- RAW DATA:
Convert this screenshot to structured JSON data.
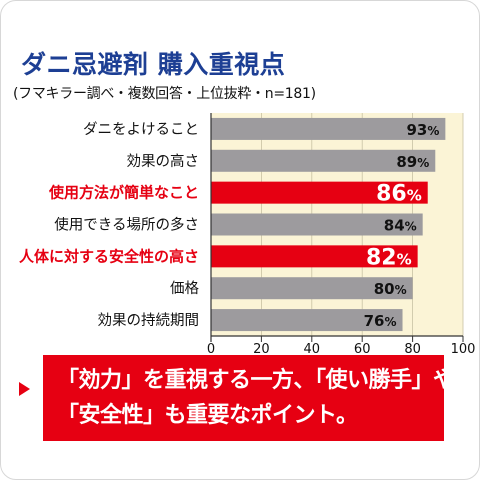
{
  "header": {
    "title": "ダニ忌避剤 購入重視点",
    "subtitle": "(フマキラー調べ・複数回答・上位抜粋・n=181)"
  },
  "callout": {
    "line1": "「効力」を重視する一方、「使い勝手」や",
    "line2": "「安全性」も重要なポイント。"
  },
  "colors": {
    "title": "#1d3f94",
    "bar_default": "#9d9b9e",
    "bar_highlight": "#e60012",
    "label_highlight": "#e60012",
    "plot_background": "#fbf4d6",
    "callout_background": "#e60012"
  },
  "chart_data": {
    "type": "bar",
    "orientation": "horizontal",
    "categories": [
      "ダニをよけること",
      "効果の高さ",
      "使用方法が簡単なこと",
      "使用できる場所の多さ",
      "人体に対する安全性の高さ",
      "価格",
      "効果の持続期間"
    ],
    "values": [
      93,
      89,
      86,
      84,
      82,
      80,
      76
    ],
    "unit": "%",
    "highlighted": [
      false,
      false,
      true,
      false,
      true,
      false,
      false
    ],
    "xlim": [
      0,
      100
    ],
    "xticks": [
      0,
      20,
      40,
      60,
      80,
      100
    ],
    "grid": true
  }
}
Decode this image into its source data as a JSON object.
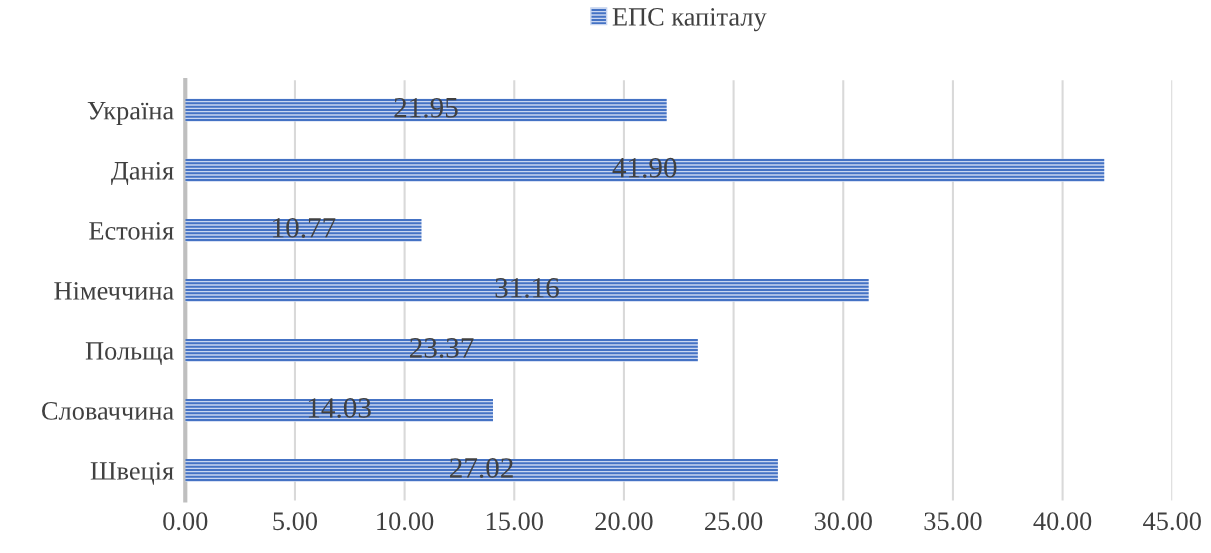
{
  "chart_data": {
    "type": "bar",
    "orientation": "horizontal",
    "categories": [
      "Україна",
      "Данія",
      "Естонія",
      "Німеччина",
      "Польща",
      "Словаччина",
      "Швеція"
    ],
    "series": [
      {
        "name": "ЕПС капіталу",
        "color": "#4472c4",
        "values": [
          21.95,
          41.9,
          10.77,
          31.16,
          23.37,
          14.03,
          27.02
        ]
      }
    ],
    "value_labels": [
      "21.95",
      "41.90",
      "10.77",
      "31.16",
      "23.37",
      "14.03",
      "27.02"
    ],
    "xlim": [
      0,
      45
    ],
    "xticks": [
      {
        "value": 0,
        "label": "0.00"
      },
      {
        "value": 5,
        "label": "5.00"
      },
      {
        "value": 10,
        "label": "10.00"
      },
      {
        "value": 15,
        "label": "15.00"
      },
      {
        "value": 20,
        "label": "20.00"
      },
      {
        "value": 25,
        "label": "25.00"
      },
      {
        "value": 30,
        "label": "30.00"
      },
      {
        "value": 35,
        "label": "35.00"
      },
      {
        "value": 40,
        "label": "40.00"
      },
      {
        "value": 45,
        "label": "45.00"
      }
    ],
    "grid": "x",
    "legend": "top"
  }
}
--
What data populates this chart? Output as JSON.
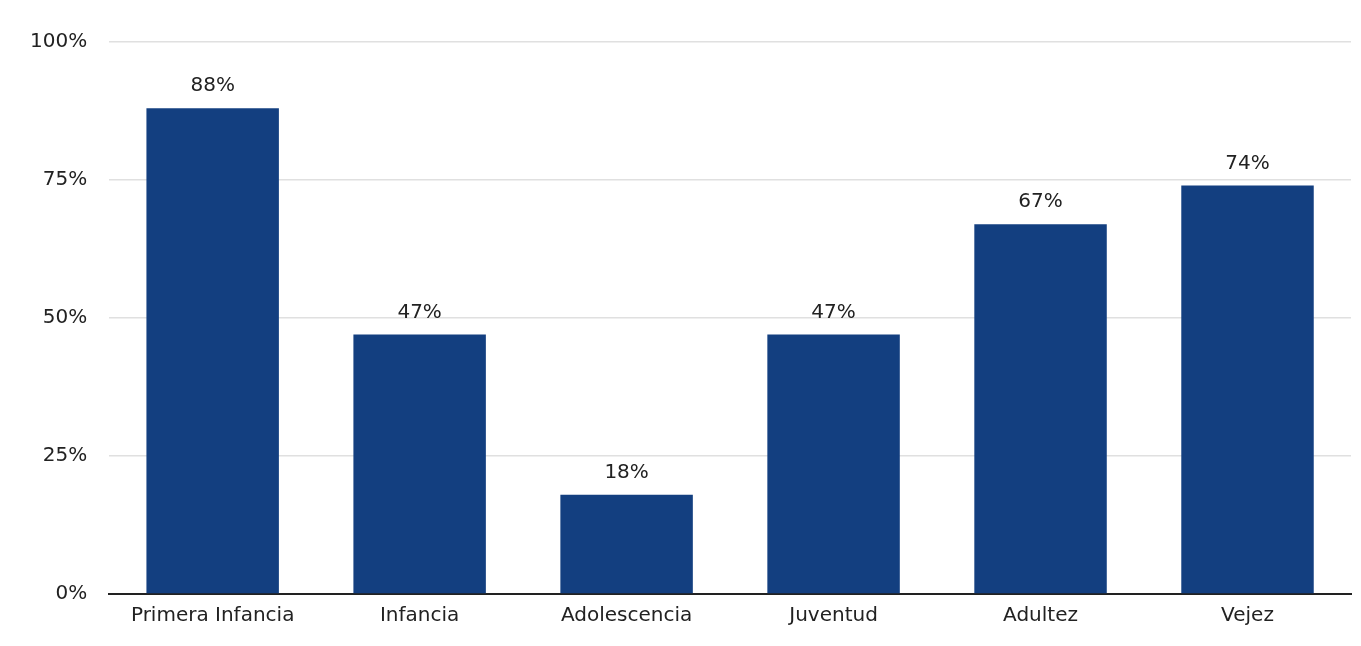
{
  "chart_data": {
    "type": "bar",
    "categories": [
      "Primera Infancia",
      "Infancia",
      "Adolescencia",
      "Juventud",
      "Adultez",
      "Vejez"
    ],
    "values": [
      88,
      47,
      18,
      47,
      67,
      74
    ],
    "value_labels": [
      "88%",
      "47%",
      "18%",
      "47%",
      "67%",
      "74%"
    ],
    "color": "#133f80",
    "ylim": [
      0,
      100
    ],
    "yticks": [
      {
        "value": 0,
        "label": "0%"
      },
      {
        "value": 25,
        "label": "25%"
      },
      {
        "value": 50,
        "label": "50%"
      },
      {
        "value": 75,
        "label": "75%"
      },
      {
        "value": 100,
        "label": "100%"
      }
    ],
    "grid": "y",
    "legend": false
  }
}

- AIM: Find the number of lines in which the word "this" occurs, and write nothing but that number.

- TASK OUTPUT: 3